• MATERIAL TO PROCESS:
'''
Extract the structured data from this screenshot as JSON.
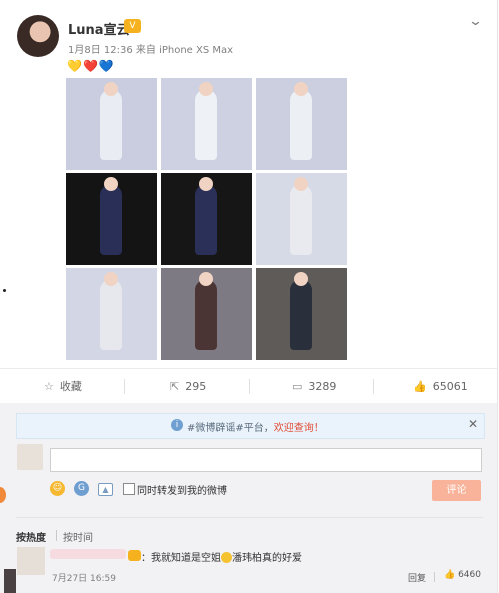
{
  "post": {
    "username": "Luna宣云",
    "badge": "V",
    "meta": "1月8日 12:36 来自 iPhone XS Max",
    "hearts": "💛❤️💙",
    "photos": [
      {
        "bg": "#c9cddf",
        "fig": "#e9edf3"
      },
      {
        "bg": "#cdd1e1",
        "fig": "#eef1f5"
      },
      {
        "bg": "#cbcfe0",
        "fig": "#eceff4"
      },
      {
        "bg": "#141414",
        "fig": "#2a2f57"
      },
      {
        "bg": "#161616",
        "fig": "#2b3058"
      },
      {
        "bg": "#d6d9e6",
        "fig": "#e9eaef"
      },
      {
        "bg": "#d3d7e5",
        "fig": "#e6e8ee"
      },
      {
        "bg": "#7d7a84",
        "fig": "#4a3434"
      },
      {
        "bg": "#5f5b58",
        "fig": "#2a2f3c"
      }
    ]
  },
  "actions": {
    "favorite": "收藏",
    "repost": "295",
    "comment": "3289",
    "like": "65061"
  },
  "notice": {
    "prefix": "#微博辟谣#平台，",
    "highlight": "欢迎查询！"
  },
  "compose": {
    "checkbox_label": "同时转发到我的微博",
    "submit": "评论"
  },
  "sort": {
    "hot": "按热度",
    "time": "按时间"
  },
  "comment": {
    "text_a": "：我就知道是空姐",
    "text_b": "潘玮柏真的好爱",
    "time": "7月27日 16:59",
    "reply": "回复",
    "likes": "6460"
  }
}
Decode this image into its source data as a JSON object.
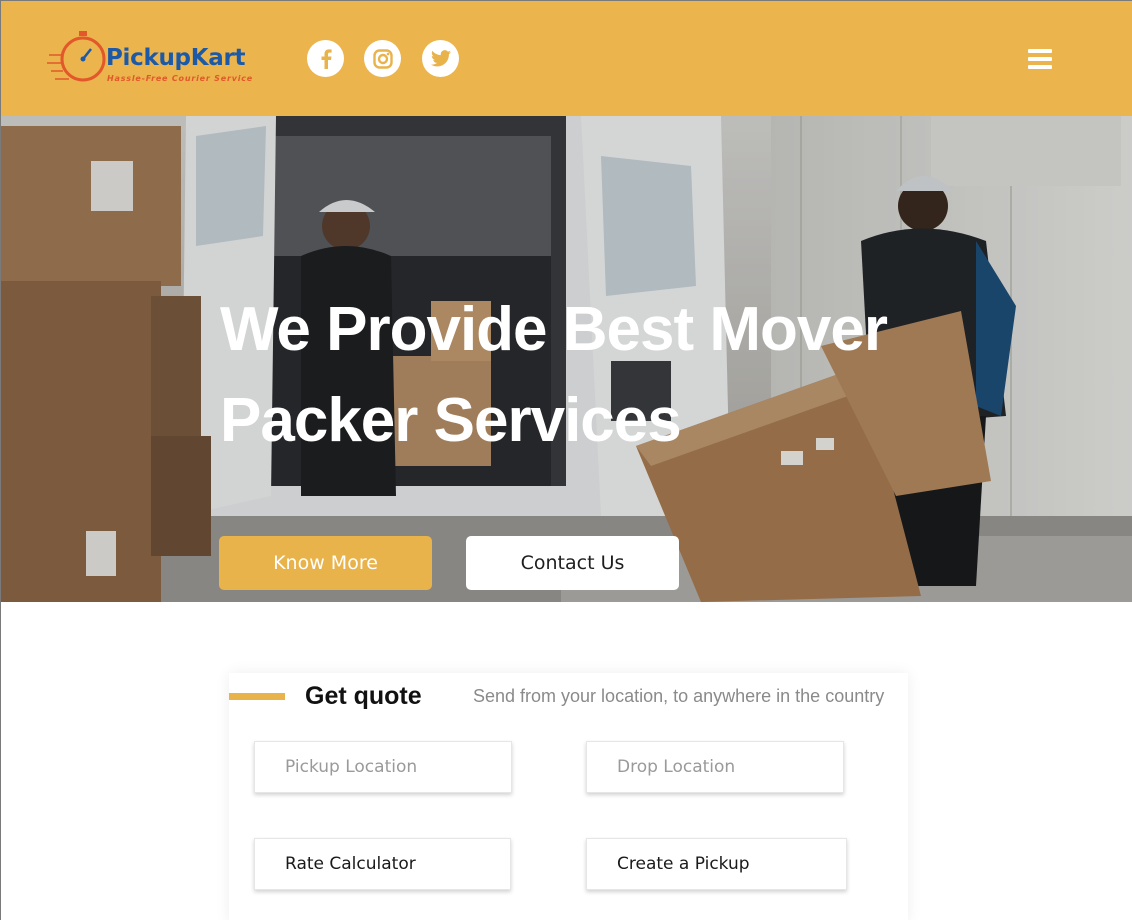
{
  "brand": {
    "name": "PickupKart",
    "tagline": "Hassle-Free Courier Service",
    "primary_color": "#ebb44d",
    "logo_text_color": "#1c5aa8",
    "logo_accent_color": "#e2582a"
  },
  "header": {
    "social": [
      {
        "icon": "facebook-icon"
      },
      {
        "icon": "instagram-icon"
      },
      {
        "icon": "twitter-icon"
      }
    ],
    "menu_icon": "hamburger-menu-icon"
  },
  "hero": {
    "title": "We Provide Best Mover Packer Services",
    "know_more_label": "Know More",
    "contact_label": "Contact Us"
  },
  "quote": {
    "title": "Get quote",
    "subtitle": "Send from your location, to anywhere in the country",
    "pickup_placeholder": "Pickup Location",
    "drop_placeholder": "Drop Location",
    "rate_calculator_label": "Rate Calculator",
    "create_pickup_label": "Create a Pickup"
  }
}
'''
• EXERCISE REQUIREMENTS:
Print the full listing exactly, dropping the pictures.

• OUTPUT FOR THIS EXERCISE:
Extract the structured data from this screenshot as JSON.
{
  "post": {
    "username": "Luna宣云",
    "badge": "V",
    "meta": "1月8日 12:36 来自 iPhone XS Max",
    "hearts": "💛❤️💙",
    "photos": [
      {
        "bg": "#c9cddf",
        "fig": "#e9edf3"
      },
      {
        "bg": "#cdd1e1",
        "fig": "#eef1f5"
      },
      {
        "bg": "#cbcfe0",
        "fig": "#eceff4"
      },
      {
        "bg": "#141414",
        "fig": "#2a2f57"
      },
      {
        "bg": "#161616",
        "fig": "#2b3058"
      },
      {
        "bg": "#d6d9e6",
        "fig": "#e9eaef"
      },
      {
        "bg": "#d3d7e5",
        "fig": "#e6e8ee"
      },
      {
        "bg": "#7d7a84",
        "fig": "#4a3434"
      },
      {
        "bg": "#5f5b58",
        "fig": "#2a2f3c"
      }
    ]
  },
  "actions": {
    "favorite": "收藏",
    "repost": "295",
    "comment": "3289",
    "like": "65061"
  },
  "notice": {
    "prefix": "#微博辟谣#平台，",
    "highlight": "欢迎查询！"
  },
  "compose": {
    "checkbox_label": "同时转发到我的微博",
    "submit": "评论"
  },
  "sort": {
    "hot": "按热度",
    "time": "按时间"
  },
  "comment": {
    "text_a": "：我就知道是空姐",
    "text_b": "潘玮柏真的好爱",
    "time": "7月27日 16:59",
    "reply": "回复",
    "likes": "6460"
  }
}
Decode this image into its source data as a JSON object.
{
  "brand": {
    "name": "PickupKart",
    "tagline": "Hassle-Free Courier Service",
    "primary_color": "#ebb44d",
    "logo_text_color": "#1c5aa8",
    "logo_accent_color": "#e2582a"
  },
  "header": {
    "social": [
      {
        "icon": "facebook-icon"
      },
      {
        "icon": "instagram-icon"
      },
      {
        "icon": "twitter-icon"
      }
    ],
    "menu_icon": "hamburger-menu-icon"
  },
  "hero": {
    "title": "We Provide Best Mover Packer Services",
    "know_more_label": "Know More",
    "contact_label": "Contact Us"
  },
  "quote": {
    "title": "Get quote",
    "subtitle": "Send from your location, to anywhere in the country",
    "pickup_placeholder": "Pickup Location",
    "drop_placeholder": "Drop Location",
    "rate_calculator_label": "Rate Calculator",
    "create_pickup_label": "Create a Pickup"
  }
}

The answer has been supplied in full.